**REQUISITOS DO EXERCÍCIO:** Dê continuidade ao texto sobre o fechamento de ONGs no Egito, começando logo depois da última frase.

O chefe de direitos humanos das Nações Unidas, Zeid Ra’ad Al-Hussein, manifestou profunda preocupação com o fechamento de centenas de organizações não governamentais no Egito, bem como os processos contra diversos defensores dos direitos humanos. Segundo a ONU, os incidentes ocorrem desde novembro de 2014. A Organização pediu ao governo que dê um fim a essa medidas repressivas.

Um tribunal decidiu esta semana sobre o congelamento de bens de dois destacados defensores dos direitos humanos que são acusados de receber ilegalmente 1,5 milhão de dólares em financiamento de um governo estrangeiro. Seus processos fazem parte de um caso que remonta a 2011, quando 43 funcionários de ONGs internacionais foram acusados de receber fundos de um governo estrangeiro sem uma licença.

Muitas organizações têm sido dissolvidas sob uma lei de 2002 que regula as ONGs no Egito. Muitas outras organização não governamentais também têm sido dissolvidas por causa de suas supostas ligações com a Irmandade Muçulmana, considerada uma organização terrorista pelos tribunais egípcios. Em apenas um dia de março, pelo menos 20 ONGs foram dissolvidas em uma região do país.

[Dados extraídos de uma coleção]
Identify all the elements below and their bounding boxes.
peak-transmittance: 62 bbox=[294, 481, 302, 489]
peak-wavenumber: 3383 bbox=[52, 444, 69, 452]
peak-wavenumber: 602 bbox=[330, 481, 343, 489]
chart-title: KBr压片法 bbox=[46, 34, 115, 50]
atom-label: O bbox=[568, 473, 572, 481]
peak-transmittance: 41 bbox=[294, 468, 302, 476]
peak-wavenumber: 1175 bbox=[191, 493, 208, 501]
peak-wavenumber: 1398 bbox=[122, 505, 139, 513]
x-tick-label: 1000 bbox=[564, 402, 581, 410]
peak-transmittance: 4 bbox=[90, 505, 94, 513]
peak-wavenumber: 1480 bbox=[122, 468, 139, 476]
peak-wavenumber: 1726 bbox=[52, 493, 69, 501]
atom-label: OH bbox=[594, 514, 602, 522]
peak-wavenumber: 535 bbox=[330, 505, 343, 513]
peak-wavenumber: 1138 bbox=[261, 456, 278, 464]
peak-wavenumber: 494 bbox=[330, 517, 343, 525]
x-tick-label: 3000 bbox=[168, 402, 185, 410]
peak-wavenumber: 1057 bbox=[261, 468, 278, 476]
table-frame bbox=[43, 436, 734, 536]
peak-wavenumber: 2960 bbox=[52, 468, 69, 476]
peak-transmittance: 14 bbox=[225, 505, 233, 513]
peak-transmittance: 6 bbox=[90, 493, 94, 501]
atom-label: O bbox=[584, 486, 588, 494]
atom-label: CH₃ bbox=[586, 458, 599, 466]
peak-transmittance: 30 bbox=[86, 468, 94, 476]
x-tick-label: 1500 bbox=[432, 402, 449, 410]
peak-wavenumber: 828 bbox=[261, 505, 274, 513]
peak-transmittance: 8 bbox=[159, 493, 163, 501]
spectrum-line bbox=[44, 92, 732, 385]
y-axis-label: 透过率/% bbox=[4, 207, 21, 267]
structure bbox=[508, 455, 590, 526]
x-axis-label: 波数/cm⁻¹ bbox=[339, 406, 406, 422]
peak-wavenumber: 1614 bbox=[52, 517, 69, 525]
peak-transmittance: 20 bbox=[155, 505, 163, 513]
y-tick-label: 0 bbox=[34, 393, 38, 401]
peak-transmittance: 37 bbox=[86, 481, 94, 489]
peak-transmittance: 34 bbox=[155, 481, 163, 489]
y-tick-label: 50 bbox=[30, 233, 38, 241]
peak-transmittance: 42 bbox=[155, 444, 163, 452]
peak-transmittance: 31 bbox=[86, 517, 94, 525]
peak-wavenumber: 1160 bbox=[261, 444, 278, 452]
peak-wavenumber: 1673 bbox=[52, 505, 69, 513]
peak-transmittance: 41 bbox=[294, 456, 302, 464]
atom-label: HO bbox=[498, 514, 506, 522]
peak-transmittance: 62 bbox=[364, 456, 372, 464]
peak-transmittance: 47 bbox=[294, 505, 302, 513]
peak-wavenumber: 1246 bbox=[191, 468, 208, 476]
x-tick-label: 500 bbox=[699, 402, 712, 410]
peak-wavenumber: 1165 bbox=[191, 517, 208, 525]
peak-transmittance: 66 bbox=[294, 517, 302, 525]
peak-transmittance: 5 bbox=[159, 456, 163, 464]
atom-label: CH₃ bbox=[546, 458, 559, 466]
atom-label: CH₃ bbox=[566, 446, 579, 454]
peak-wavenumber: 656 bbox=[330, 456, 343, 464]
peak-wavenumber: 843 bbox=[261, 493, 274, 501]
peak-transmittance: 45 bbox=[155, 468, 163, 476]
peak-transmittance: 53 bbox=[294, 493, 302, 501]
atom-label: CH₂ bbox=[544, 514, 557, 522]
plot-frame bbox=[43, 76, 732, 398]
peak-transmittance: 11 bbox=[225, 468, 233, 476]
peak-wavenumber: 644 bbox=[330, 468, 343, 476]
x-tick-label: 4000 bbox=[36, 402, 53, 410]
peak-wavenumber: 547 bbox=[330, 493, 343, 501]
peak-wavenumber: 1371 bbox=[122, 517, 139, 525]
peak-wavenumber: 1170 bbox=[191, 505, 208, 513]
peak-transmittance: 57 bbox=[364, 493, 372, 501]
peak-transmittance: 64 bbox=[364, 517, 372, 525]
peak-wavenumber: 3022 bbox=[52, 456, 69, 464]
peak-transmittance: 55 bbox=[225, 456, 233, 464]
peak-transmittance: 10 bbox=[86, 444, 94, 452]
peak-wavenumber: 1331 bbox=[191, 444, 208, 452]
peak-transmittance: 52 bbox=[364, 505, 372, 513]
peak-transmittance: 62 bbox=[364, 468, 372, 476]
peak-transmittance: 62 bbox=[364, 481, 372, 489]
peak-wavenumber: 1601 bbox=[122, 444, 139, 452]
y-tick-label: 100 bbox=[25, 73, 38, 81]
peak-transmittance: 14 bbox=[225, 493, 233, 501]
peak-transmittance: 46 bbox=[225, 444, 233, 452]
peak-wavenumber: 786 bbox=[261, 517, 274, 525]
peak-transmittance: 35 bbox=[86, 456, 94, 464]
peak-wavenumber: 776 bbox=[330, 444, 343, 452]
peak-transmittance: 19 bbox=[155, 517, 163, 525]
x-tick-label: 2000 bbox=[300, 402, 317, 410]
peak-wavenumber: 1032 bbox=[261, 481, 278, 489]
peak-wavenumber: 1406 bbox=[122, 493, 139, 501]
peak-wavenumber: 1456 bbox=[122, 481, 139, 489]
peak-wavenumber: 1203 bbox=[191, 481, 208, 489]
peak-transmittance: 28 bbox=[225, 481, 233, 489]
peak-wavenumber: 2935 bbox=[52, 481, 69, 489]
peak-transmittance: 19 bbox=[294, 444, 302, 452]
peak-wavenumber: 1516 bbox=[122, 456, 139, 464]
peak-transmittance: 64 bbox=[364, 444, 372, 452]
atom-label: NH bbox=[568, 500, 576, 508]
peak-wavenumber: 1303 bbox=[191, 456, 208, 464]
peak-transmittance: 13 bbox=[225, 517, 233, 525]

**ESPAÇO PARA RESPOSTA:**
Ativistas de direitos humanos, jornalistas e ativistas políticos também foram sujeitos a proibições de viajar. De acordo com fontes egípcias, centenas de pessoas foram impedidas de entrar ou sair do país, em muitos casos sem qualquer ordem judicial.

Restrições como essas violam as obrigações do Egito sob o Pacto Internacional de Direitos Civis e Políticos, que garante as liberdades de associação e de expressão. Elas também violam a Constituição egípcia, acrescentou Zeid.